▸ STATED PROBLEM: Transcribe the listing exactly, leaving out every picture.

○ ○ ○ ○

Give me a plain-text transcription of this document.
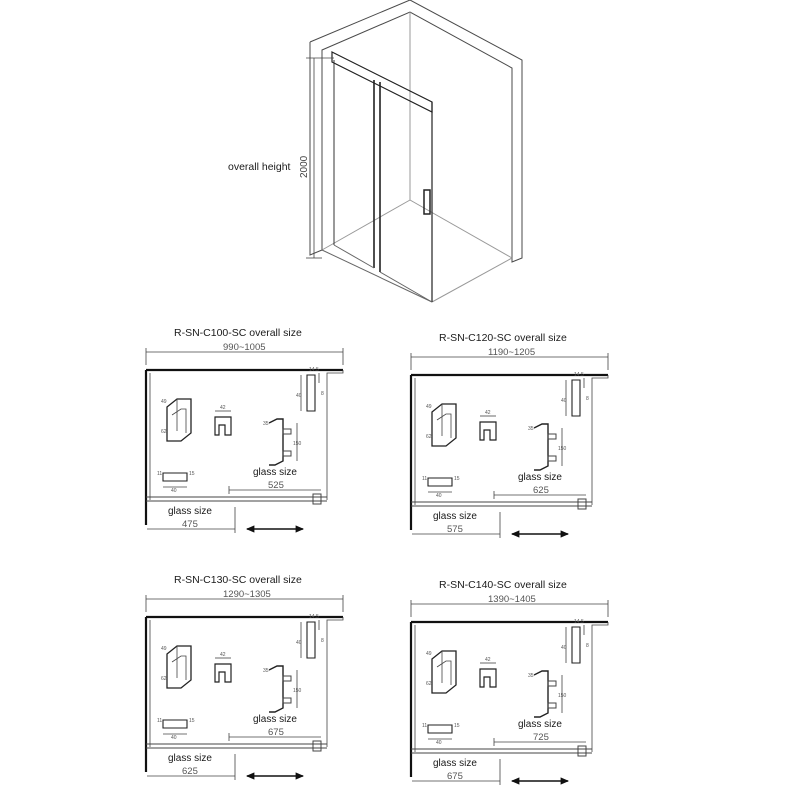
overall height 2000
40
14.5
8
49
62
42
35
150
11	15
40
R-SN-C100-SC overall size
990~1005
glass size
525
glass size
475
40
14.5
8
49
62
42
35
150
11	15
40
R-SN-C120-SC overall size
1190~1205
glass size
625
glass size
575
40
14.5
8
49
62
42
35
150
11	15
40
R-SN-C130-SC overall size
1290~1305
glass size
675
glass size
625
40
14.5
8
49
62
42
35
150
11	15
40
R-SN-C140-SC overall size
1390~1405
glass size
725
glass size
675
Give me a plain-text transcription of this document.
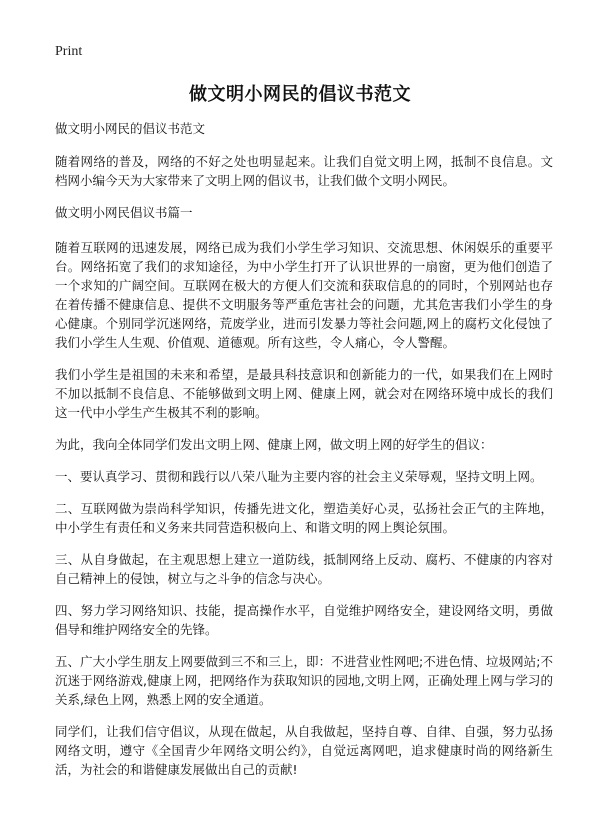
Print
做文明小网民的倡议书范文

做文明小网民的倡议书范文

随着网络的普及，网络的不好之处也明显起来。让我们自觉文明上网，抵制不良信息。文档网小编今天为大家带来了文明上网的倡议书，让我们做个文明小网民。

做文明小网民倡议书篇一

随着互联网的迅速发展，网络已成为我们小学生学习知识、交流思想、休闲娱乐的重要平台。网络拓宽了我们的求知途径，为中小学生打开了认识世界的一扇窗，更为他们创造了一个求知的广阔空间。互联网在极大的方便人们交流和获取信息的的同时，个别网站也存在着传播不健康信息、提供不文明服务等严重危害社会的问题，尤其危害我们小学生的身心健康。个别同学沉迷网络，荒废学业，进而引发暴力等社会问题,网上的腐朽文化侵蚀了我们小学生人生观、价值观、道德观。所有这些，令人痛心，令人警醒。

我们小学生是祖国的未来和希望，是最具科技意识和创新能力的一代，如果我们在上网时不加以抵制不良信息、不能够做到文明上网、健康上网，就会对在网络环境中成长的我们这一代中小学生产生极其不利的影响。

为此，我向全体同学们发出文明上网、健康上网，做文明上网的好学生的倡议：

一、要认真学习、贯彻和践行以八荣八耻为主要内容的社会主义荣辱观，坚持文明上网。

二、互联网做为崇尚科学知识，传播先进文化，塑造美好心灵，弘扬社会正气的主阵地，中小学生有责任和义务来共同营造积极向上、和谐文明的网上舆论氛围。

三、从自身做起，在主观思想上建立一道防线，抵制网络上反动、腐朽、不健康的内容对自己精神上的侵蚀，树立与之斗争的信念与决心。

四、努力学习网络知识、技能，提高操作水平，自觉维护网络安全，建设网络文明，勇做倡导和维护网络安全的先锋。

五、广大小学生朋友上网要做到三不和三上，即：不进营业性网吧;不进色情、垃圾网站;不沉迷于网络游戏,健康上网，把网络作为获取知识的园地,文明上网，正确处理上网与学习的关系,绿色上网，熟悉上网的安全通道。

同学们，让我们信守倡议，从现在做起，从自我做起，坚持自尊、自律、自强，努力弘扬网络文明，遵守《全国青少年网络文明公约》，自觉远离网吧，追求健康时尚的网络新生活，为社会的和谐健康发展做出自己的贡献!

○ ○ ○ ○

▸ WRITTEN ANSWER:
Give me a plain-text transcription of this document.
overall height 2000
40
14.5
8
49
62
42
35
150
11	15
40
R-SN-C100-SC overall size
990~1005
glass size
525
glass size
475
40
14.5
8
49
62
42
35
150
11	15
40
R-SN-C120-SC overall size
1190~1205
glass size
625
glass size
575
40
14.5
8
49
62
42
35
150
11	15
40
R-SN-C130-SC overall size
1290~1305
glass size
675
glass size
625
40
14.5
8
49
62
42
35
150
11	15
40
R-SN-C140-SC overall size
1390~1405
glass size
725
glass size
675
Give me a plain-text transcription of this document.
Print
做文明小网民的倡议书范文

做文明小网民的倡议书范文

随着网络的普及，网络的不好之处也明显起来。让我们自觉文明上网，抵制不良信息。文档网小编今天为大家带来了文明上网的倡议书，让我们做个文明小网民。

做文明小网民倡议书篇一

随着互联网的迅速发展，网络已成为我们小学生学习知识、交流思想、休闲娱乐的重要平台。网络拓宽了我们的求知途径，为中小学生打开了认识世界的一扇窗，更为他们创造了一个求知的广阔空间。互联网在极大的方便人们交流和获取信息的的同时，个别网站也存在着传播不健康信息、提供不文明服务等严重危害社会的问题，尤其危害我们小学生的身心健康。个别同学沉迷网络，荒废学业，进而引发暴力等社会问题,网上的腐朽文化侵蚀了我们小学生人生观、价值观、道德观。所有这些，令人痛心，令人警醒。

我们小学生是祖国的未来和希望，是最具科技意识和创新能力的一代，如果我们在上网时不加以抵制不良信息、不能够做到文明上网、健康上网，就会对在网络环境中成长的我们这一代中小学生产生极其不利的影响。

为此，我向全体同学们发出文明上网、健康上网，做文明上网的好学生的倡议：

一、要认真学习、贯彻和践行以八荣八耻为主要内容的社会主义荣辱观，坚持文明上网。

二、互联网做为崇尚科学知识，传播先进文化，塑造美好心灵，弘扬社会正气的主阵地，中小学生有责任和义务来共同营造积极向上、和谐文明的网上舆论氛围。

三、从自身做起，在主观思想上建立一道防线，抵制网络上反动、腐朽、不健康的内容对自己精神上的侵蚀，树立与之斗争的信念与决心。

四、努力学习网络知识、技能，提高操作水平，自觉维护网络安全，建设网络文明，勇做倡导和维护网络安全的先锋。

五、广大小学生朋友上网要做到三不和三上，即：不进营业性网吧;不进色情、垃圾网站;不沉迷于网络游戏,健康上网，把网络作为获取知识的园地,文明上网，正确处理上网与学习的关系,绿色上网，熟悉上网的安全通道。

同学们，让我们信守倡议，从现在做起，从自我做起，坚持自尊、自律、自强，努力弘扬网络文明，遵守《全国青少年网络文明公约》，自觉远离网吧，追求健康时尚的网络新生活，为社会的和谐健康发展做出自己的贡献!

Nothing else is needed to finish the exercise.